*Problem to solve:* Repeat the entire listing exactly as written.

*Material to process:*
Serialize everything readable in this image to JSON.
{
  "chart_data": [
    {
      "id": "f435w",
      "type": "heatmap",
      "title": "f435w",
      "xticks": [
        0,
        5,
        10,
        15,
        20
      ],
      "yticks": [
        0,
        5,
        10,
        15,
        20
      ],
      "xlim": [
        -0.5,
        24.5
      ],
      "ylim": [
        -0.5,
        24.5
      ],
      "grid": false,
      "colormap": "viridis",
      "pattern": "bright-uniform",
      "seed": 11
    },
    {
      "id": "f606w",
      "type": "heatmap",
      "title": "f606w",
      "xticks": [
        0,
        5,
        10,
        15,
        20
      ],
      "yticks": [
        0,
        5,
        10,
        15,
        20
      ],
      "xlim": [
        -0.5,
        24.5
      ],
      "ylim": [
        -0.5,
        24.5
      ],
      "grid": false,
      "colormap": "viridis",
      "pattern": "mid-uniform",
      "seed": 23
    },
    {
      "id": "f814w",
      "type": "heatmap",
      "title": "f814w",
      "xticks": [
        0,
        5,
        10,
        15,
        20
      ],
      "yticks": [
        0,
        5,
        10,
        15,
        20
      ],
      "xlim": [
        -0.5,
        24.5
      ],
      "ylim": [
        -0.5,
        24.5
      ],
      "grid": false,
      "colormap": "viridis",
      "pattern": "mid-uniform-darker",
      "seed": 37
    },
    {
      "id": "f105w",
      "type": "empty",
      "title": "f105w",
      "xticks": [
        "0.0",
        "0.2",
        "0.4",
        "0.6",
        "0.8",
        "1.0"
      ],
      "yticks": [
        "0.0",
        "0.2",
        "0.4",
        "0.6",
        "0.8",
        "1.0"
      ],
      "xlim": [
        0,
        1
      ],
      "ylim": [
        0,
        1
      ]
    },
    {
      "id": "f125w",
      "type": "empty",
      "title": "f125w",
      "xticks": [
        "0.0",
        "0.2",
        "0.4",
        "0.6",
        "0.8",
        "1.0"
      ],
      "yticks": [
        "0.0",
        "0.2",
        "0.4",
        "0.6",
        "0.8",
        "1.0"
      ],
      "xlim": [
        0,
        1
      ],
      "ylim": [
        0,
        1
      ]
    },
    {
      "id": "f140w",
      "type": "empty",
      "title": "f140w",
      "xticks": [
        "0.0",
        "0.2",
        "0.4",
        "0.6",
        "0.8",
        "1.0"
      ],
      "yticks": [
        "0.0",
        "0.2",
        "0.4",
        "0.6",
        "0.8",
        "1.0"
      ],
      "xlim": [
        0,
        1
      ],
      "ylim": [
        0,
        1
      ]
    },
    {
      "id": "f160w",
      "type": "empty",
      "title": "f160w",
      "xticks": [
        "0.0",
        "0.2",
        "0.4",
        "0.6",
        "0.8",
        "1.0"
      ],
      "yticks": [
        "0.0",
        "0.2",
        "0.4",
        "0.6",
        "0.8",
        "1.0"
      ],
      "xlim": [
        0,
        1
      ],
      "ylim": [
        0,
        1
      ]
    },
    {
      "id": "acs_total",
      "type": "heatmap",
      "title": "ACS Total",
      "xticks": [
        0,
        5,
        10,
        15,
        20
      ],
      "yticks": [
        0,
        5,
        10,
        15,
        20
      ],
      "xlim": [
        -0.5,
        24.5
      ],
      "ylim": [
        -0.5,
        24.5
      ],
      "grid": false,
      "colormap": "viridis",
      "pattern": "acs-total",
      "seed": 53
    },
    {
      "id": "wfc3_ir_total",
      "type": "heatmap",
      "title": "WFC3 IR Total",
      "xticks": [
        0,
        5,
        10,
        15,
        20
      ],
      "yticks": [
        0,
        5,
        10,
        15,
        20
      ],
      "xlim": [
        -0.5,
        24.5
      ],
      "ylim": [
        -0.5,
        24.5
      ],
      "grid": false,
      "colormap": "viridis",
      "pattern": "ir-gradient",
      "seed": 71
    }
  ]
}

*Result of the task:*
Serialize everything readable in this image to JSON.
{
  "chart_data": [
    {
      "id": "f435w",
      "type": "heatmap",
      "title": "f435w",
      "xticks": [
        0,
        5,
        10,
        15,
        20
      ],
      "yticks": [
        0,
        5,
        10,
        15,
        20
      ],
      "xlim": [
        -0.5,
        24.5
      ],
      "ylim": [
        -0.5,
        24.5
      ],
      "grid": false,
      "colormap": "viridis",
      "pattern": "bright-uniform",
      "seed": 11
    },
    {
      "id": "f606w",
      "type": "heatmap",
      "title": "f606w",
      "xticks": [
        0,
        5,
        10,
        15,
        20
      ],
      "yticks": [
        0,
        5,
        10,
        15,
        20
      ],
      "xlim": [
        -0.5,
        24.5
      ],
      "ylim": [
        -0.5,
        24.5
      ],
      "grid": false,
      "colormap": "viridis",
      "pattern": "mid-uniform",
      "seed": 23
    },
    {
      "id": "f814w",
      "type": "heatmap",
      "title": "f814w",
      "xticks": [
        0,
        5,
        10,
        15,
        20
      ],
      "yticks": [
        0,
        5,
        10,
        15,
        20
      ],
      "xlim": [
        -0.5,
        24.5
      ],
      "ylim": [
        -0.5,
        24.5
      ],
      "grid": false,
      "colormap": "viridis",
      "pattern": "mid-uniform-darker",
      "seed": 37
    },
    {
      "id": "f105w",
      "type": "empty",
      "title": "f105w",
      "xticks": [
        "0.0",
        "0.2",
        "0.4",
        "0.6",
        "0.8",
        "1.0"
      ],
      "yticks": [
        "0.0",
        "0.2",
        "0.4",
        "0.6",
        "0.8",
        "1.0"
      ],
      "xlim": [
        0,
        1
      ],
      "ylim": [
        0,
        1
      ]
    },
    {
      "id": "f125w",
      "type": "empty",
      "title": "f125w",
      "xticks": [
        "0.0",
        "0.2",
        "0.4",
        "0.6",
        "0.8",
        "1.0"
      ],
      "yticks": [
        "0.0",
        "0.2",
        "0.4",
        "0.6",
        "0.8",
        "1.0"
      ],
      "xlim": [
        0,
        1
      ],
      "ylim": [
        0,
        1
      ]
    },
    {
      "id": "f140w",
      "type": "empty",
      "title": "f140w",
      "xticks": [
        "0.0",
        "0.2",
        "0.4",
        "0.6",
        "0.8",
        "1.0"
      ],
      "yticks": [
        "0.0",
        "0.2",
        "0.4",
        "0.6",
        "0.8",
        "1.0"
      ],
      "xlim": [
        0,
        1
      ],
      "ylim": [
        0,
        1
      ]
    },
    {
      "id": "f160w",
      "type": "empty",
      "title": "f160w",
      "xticks": [
        "0.0",
        "0.2",
        "0.4",
        "0.6",
        "0.8",
        "1.0"
      ],
      "yticks": [
        "0.0",
        "0.2",
        "0.4",
        "0.6",
        "0.8",
        "1.0"
      ],
      "xlim": [
        0,
        1
      ],
      "ylim": [
        0,
        1
      ]
    },
    {
      "id": "acs_total",
      "type": "heatmap",
      "title": "ACS Total",
      "xticks": [
        0,
        5,
        10,
        15,
        20
      ],
      "yticks": [
        0,
        5,
        10,
        15,
        20
      ],
      "xlim": [
        -0.5,
        24.5
      ],
      "ylim": [
        -0.5,
        24.5
      ],
      "grid": false,
      "colormap": "viridis",
      "pattern": "acs-total",
      "seed": 53
    },
    {
      "id": "wfc3_ir_total",
      "type": "heatmap",
      "title": "WFC3 IR Total",
      "xticks": [
        0,
        5,
        10,
        15,
        20
      ],
      "yticks": [
        0,
        5,
        10,
        15,
        20
      ],
      "xlim": [
        -0.5,
        24.5
      ],
      "ylim": [
        -0.5,
        24.5
      ],
      "grid": false,
      "colormap": "viridis",
      "pattern": "ir-gradient",
      "seed": 71
    }
  ]
}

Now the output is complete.